Provided records:
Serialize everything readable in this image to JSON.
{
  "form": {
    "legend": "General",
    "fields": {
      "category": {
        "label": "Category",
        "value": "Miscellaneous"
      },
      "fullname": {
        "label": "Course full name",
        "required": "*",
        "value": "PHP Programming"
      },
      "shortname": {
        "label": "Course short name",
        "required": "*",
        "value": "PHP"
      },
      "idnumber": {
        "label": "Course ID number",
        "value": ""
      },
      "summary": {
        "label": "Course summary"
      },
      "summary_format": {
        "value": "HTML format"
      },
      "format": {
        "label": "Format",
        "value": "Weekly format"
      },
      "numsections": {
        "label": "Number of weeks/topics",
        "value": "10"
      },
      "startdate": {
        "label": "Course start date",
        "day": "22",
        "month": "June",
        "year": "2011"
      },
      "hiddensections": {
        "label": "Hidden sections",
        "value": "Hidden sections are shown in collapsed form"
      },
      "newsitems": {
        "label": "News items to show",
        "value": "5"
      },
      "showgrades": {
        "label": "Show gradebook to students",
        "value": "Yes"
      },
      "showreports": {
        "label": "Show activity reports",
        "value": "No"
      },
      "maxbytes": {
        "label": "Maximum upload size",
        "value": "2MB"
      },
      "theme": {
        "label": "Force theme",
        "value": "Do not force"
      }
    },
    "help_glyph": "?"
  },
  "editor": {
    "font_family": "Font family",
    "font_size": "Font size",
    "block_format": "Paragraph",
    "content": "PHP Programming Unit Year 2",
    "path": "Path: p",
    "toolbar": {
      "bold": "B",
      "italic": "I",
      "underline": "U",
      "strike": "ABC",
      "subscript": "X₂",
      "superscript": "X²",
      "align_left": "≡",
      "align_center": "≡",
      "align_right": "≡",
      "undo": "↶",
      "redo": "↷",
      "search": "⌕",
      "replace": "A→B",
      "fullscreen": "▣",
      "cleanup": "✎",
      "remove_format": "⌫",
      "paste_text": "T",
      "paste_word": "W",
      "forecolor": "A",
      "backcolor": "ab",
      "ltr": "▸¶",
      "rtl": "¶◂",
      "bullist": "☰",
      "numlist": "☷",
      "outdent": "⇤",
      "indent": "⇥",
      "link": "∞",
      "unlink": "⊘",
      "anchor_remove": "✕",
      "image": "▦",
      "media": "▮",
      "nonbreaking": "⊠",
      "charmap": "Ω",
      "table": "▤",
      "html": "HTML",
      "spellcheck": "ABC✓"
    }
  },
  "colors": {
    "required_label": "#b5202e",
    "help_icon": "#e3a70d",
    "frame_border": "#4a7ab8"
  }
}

Description of the task:
Using the data above, output each line exactly.

Written answer:
Serialize everything readable in this image to JSON.
{
  "form": {
    "legend": "General",
    "fields": {
      "category": {
        "label": "Category",
        "value": "Miscellaneous"
      },
      "fullname": {
        "label": "Course full name",
        "required": "*",
        "value": "PHP Programming"
      },
      "shortname": {
        "label": "Course short name",
        "required": "*",
        "value": "PHP"
      },
      "idnumber": {
        "label": "Course ID number",
        "value": ""
      },
      "summary": {
        "label": "Course summary"
      },
      "summary_format": {
        "value": "HTML format"
      },
      "format": {
        "label": "Format",
        "value": "Weekly format"
      },
      "numsections": {
        "label": "Number of weeks/topics",
        "value": "10"
      },
      "startdate": {
        "label": "Course start date",
        "day": "22",
        "month": "June",
        "year": "2011"
      },
      "hiddensections": {
        "label": "Hidden sections",
        "value": "Hidden sections are shown in collapsed form"
      },
      "newsitems": {
        "label": "News items to show",
        "value": "5"
      },
      "showgrades": {
        "label": "Show gradebook to students",
        "value": "Yes"
      },
      "showreports": {
        "label": "Show activity reports",
        "value": "No"
      },
      "maxbytes": {
        "label": "Maximum upload size",
        "value": "2MB"
      },
      "theme": {
        "label": "Force theme",
        "value": "Do not force"
      }
    },
    "help_glyph": "?"
  },
  "editor": {
    "font_family": "Font family",
    "font_size": "Font size",
    "block_format": "Paragraph",
    "content": "PHP Programming Unit Year 2",
    "path": "Path: p",
    "toolbar": {
      "bold": "B",
      "italic": "I",
      "underline": "U",
      "strike": "ABC",
      "subscript": "X₂",
      "superscript": "X²",
      "align_left": "≡",
      "align_center": "≡",
      "align_right": "≡",
      "undo": "↶",
      "redo": "↷",
      "search": "⌕",
      "replace": "A→B",
      "fullscreen": "▣",
      "cleanup": "✎",
      "remove_format": "⌫",
      "paste_text": "T",
      "paste_word": "W",
      "forecolor": "A",
      "backcolor": "ab",
      "ltr": "▸¶",
      "rtl": "¶◂",
      "bullist": "☰",
      "numlist": "☷",
      "outdent": "⇤",
      "indent": "⇥",
      "link": "∞",
      "unlink": "⊘",
      "anchor_remove": "✕",
      "image": "▦",
      "media": "▮",
      "nonbreaking": "⊠",
      "charmap": "Ω",
      "table": "▤",
      "html": "HTML",
      "spellcheck": "ABC✓"
    }
  },
  "colors": {
    "required_label": "#b5202e",
    "help_icon": "#e3a70d",
    "frame_border": "#4a7ab8"
  }
}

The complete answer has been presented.